╭─ DATASET RECORDS

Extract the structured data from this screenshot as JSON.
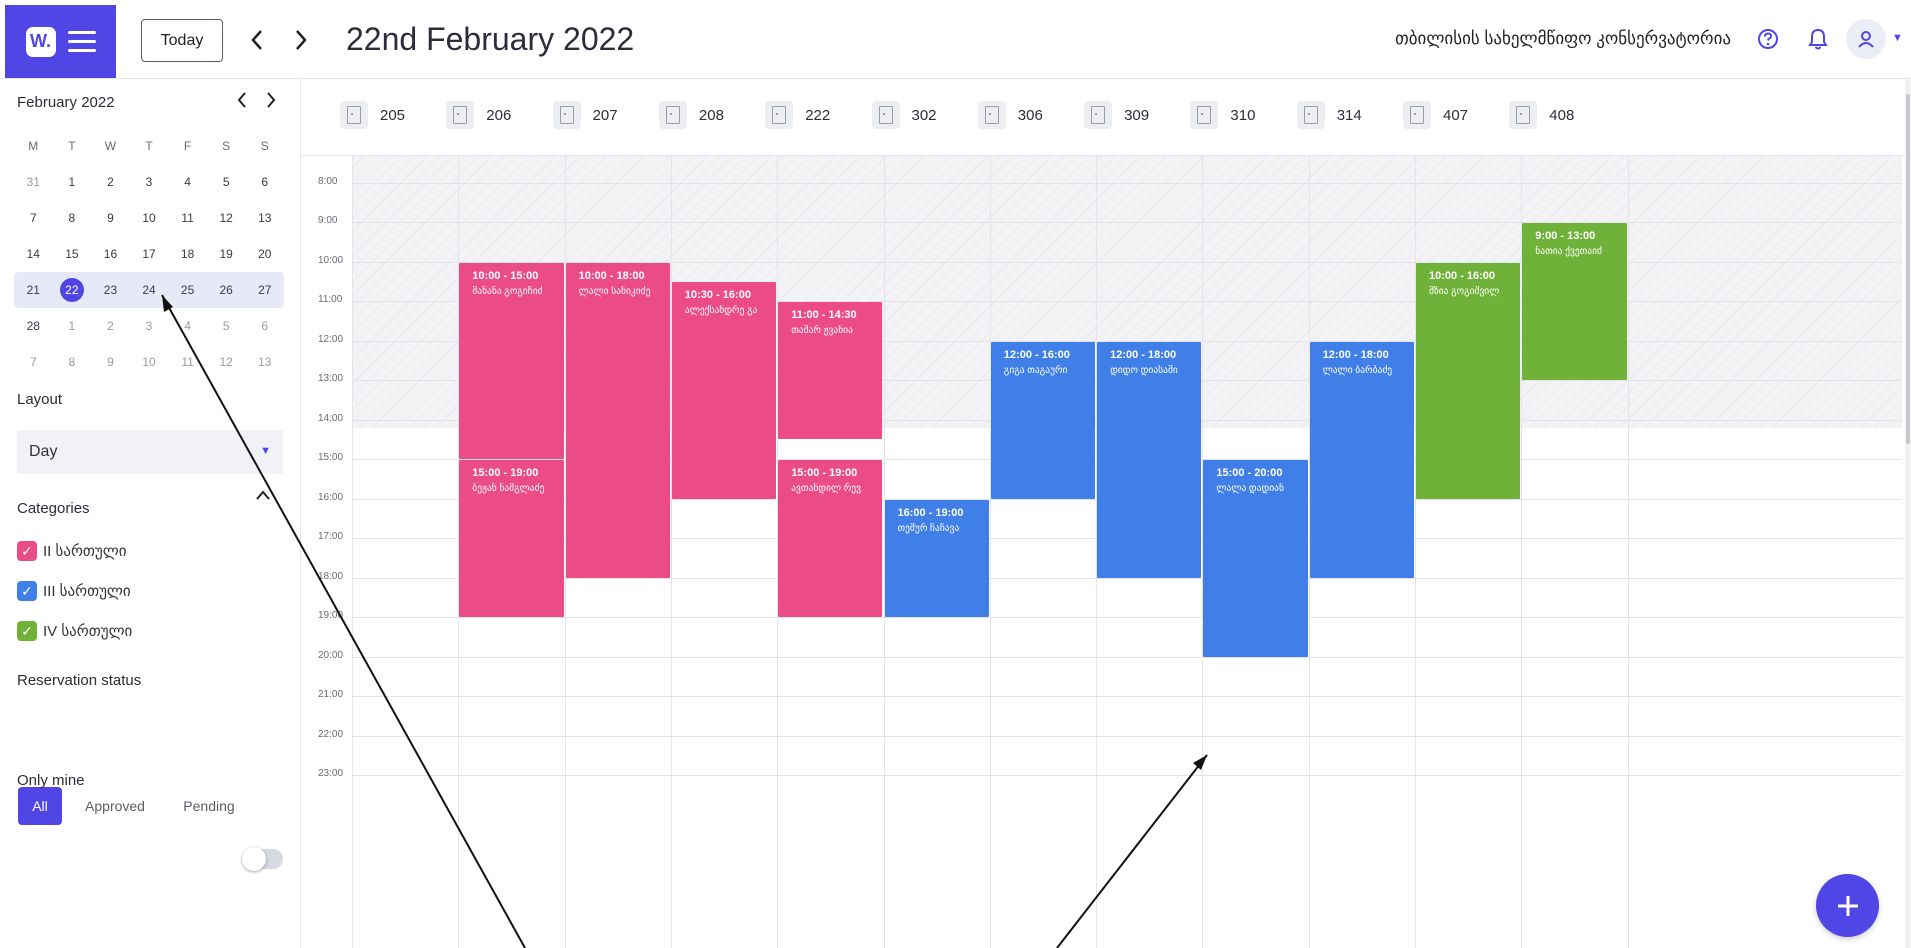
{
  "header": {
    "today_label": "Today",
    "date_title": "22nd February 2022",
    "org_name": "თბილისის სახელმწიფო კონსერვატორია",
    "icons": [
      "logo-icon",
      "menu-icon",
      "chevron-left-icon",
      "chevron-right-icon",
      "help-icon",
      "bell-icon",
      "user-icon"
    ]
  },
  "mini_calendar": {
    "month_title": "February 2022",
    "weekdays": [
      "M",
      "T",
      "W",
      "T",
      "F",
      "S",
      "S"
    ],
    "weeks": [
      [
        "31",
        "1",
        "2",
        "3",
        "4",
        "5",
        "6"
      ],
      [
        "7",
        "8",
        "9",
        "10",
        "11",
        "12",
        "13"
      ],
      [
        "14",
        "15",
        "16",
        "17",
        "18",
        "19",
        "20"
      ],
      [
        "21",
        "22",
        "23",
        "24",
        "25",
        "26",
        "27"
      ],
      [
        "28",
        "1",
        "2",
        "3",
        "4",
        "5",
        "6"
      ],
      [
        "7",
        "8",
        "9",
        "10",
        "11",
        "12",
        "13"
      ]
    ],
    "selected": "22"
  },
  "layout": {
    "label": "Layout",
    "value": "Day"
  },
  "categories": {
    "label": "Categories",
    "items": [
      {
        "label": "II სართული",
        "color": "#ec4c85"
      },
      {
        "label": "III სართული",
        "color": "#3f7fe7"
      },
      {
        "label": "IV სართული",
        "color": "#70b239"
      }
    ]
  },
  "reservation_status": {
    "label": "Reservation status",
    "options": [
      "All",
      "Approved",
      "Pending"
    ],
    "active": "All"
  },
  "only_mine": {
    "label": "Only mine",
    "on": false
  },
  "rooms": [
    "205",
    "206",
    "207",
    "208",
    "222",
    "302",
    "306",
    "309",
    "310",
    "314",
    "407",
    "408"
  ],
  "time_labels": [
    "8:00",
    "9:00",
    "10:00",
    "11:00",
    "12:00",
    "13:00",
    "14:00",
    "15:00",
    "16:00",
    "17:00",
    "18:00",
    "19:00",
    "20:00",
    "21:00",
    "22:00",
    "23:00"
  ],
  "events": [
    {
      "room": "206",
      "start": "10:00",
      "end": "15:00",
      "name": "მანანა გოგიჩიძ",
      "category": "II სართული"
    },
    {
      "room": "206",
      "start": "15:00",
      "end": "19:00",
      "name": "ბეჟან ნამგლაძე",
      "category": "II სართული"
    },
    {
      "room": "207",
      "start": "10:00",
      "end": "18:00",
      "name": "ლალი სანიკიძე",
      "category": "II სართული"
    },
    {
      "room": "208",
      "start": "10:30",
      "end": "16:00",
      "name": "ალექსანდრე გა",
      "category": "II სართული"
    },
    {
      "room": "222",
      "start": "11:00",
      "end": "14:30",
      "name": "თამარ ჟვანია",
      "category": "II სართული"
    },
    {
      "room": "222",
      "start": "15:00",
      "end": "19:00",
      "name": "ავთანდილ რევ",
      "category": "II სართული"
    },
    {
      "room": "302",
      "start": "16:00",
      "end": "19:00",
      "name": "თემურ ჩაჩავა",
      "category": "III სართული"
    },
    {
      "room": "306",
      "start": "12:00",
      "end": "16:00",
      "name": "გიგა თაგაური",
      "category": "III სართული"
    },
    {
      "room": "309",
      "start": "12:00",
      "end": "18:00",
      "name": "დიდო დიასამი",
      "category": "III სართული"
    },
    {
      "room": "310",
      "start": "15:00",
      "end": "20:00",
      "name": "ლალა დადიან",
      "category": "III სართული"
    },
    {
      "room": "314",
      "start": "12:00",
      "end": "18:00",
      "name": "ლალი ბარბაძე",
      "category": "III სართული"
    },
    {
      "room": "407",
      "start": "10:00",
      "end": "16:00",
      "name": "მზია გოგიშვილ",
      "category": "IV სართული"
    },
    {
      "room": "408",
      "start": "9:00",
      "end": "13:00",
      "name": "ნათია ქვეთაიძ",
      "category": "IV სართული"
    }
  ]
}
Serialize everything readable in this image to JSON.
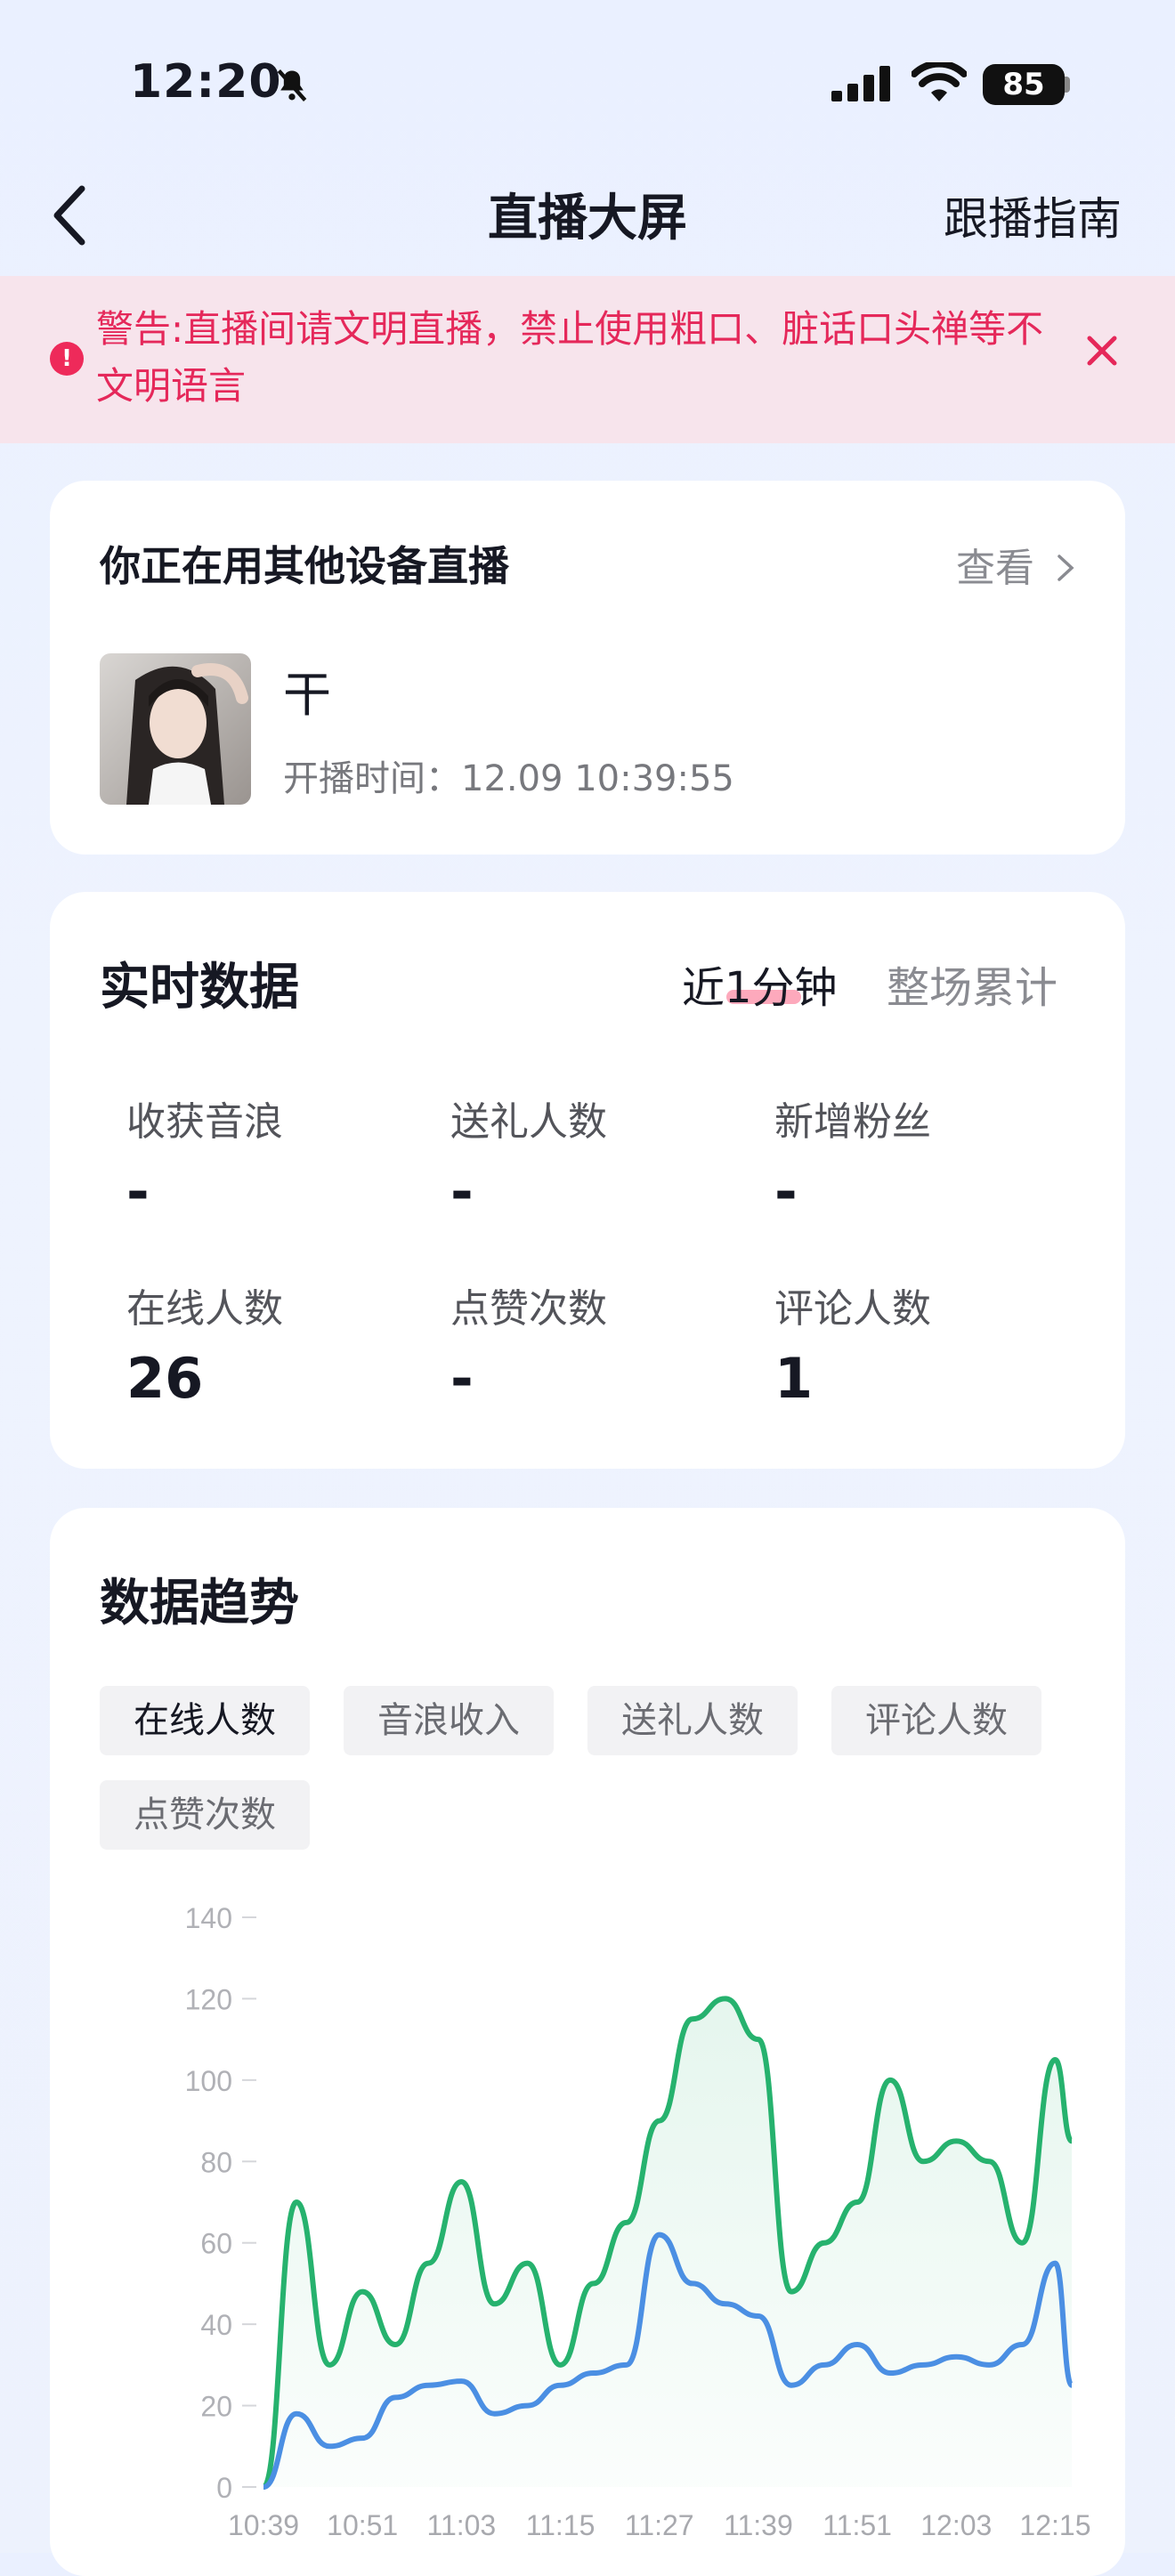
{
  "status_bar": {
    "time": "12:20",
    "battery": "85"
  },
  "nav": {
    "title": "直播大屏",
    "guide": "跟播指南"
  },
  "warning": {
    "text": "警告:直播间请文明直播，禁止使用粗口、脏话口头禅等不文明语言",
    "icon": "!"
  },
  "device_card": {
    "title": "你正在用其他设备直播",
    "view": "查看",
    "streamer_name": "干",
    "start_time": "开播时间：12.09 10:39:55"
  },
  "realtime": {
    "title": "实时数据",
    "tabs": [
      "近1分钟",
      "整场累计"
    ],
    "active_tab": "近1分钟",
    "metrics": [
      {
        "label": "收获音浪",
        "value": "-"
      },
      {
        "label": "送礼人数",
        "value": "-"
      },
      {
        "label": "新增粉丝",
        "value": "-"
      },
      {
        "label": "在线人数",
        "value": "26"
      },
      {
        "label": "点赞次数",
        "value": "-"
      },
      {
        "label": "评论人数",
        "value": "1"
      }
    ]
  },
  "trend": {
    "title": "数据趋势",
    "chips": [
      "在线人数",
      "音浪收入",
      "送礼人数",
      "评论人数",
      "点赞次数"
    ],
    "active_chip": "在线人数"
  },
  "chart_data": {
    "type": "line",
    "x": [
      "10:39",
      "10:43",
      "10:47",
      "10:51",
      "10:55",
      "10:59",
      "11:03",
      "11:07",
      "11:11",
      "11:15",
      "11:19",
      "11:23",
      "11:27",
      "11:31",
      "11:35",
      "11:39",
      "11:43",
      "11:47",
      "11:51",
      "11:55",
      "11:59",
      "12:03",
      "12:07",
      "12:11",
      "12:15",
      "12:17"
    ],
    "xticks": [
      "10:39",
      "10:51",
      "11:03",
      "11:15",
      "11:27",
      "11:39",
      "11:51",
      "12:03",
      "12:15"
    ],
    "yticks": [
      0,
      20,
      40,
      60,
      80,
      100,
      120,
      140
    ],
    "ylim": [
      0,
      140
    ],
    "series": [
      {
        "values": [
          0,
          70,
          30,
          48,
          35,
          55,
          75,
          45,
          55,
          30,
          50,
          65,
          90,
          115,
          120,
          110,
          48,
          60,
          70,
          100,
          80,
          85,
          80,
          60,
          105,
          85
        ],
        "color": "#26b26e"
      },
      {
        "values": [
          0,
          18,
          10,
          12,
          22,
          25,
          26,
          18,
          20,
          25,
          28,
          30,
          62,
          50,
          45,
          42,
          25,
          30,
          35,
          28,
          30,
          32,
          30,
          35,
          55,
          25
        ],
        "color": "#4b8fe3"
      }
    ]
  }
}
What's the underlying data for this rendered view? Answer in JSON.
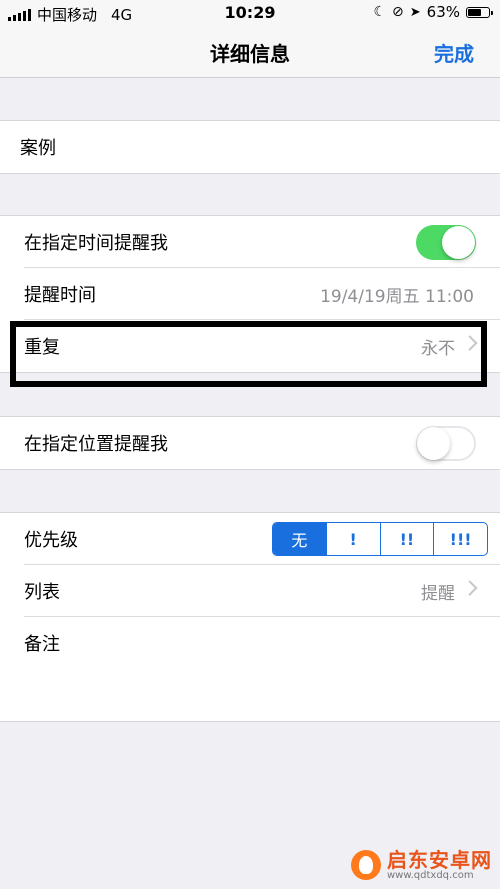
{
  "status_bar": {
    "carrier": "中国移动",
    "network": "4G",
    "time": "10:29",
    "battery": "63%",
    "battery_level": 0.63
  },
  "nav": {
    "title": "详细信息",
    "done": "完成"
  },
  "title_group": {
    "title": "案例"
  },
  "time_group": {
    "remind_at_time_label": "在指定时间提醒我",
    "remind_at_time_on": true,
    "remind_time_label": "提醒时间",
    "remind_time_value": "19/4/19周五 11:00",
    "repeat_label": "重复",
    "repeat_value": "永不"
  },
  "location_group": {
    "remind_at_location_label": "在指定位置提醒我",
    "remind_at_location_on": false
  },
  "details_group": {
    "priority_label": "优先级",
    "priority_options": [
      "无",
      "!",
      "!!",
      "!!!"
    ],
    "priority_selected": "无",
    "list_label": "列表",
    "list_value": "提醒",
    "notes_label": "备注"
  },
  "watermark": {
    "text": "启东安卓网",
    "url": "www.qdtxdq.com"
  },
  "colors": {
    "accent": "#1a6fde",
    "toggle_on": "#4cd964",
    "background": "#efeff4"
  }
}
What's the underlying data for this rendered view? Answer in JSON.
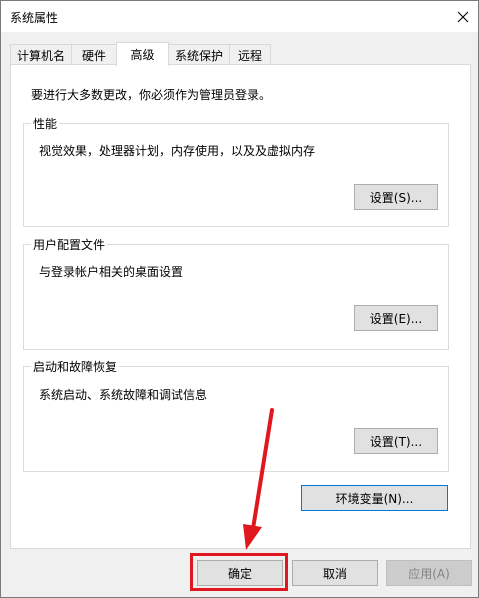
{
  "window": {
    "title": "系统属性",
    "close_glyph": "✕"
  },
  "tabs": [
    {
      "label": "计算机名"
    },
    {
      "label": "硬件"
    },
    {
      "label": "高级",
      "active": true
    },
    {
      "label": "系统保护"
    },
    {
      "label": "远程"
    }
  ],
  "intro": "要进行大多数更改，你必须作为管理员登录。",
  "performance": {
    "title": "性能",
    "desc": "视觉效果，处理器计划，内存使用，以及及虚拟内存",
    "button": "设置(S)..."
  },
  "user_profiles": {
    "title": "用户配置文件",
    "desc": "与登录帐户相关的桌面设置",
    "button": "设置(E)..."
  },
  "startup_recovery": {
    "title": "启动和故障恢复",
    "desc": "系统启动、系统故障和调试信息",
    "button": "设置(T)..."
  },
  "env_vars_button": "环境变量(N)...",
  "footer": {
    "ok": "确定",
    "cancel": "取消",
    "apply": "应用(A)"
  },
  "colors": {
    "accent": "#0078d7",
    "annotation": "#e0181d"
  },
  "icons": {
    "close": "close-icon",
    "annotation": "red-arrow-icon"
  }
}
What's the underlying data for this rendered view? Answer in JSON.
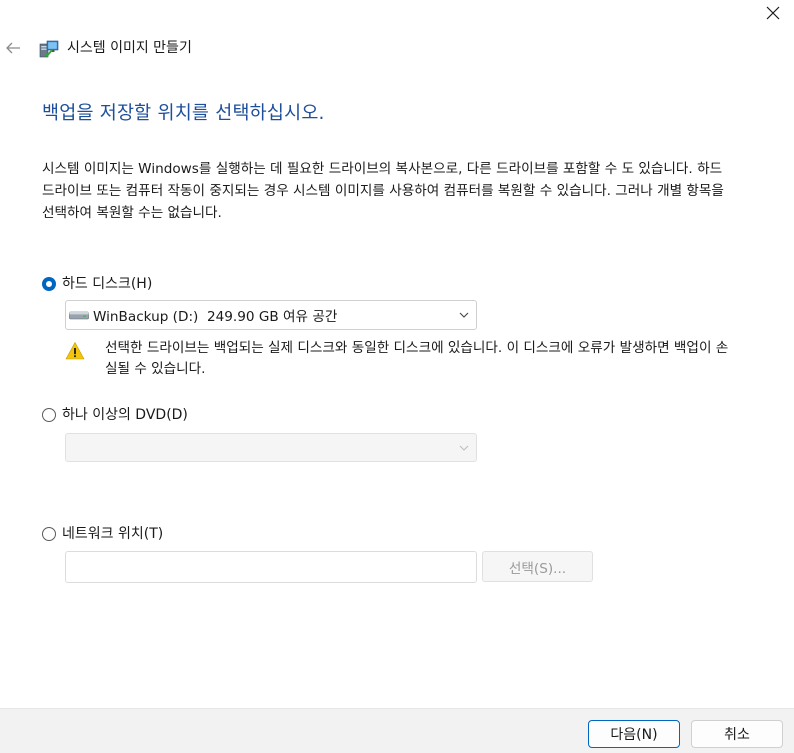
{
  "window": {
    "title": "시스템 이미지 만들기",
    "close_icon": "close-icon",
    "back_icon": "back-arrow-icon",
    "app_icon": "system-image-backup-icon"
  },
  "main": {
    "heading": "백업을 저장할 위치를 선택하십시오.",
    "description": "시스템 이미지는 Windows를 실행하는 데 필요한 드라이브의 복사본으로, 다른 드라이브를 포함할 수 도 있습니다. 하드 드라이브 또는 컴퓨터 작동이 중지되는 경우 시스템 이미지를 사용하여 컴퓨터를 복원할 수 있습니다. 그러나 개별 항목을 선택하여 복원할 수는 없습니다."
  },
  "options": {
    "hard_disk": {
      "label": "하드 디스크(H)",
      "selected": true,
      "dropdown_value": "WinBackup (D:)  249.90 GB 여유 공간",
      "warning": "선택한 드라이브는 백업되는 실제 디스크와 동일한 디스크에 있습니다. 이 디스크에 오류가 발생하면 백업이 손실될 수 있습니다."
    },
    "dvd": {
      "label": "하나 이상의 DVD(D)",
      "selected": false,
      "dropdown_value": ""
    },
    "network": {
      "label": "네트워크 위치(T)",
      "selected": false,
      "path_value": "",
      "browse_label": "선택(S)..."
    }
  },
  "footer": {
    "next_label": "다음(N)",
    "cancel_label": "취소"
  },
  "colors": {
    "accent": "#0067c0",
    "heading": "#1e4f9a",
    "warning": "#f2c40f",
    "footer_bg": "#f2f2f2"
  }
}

╰─

## WRITTEN TASK
Gather every line from the listing above in which "ლალი" appears, and copy those lines.

## TASK OUTPUT
      "name": "ლალი სანიკიძე",
      "name": "ლალი ბარბაძე",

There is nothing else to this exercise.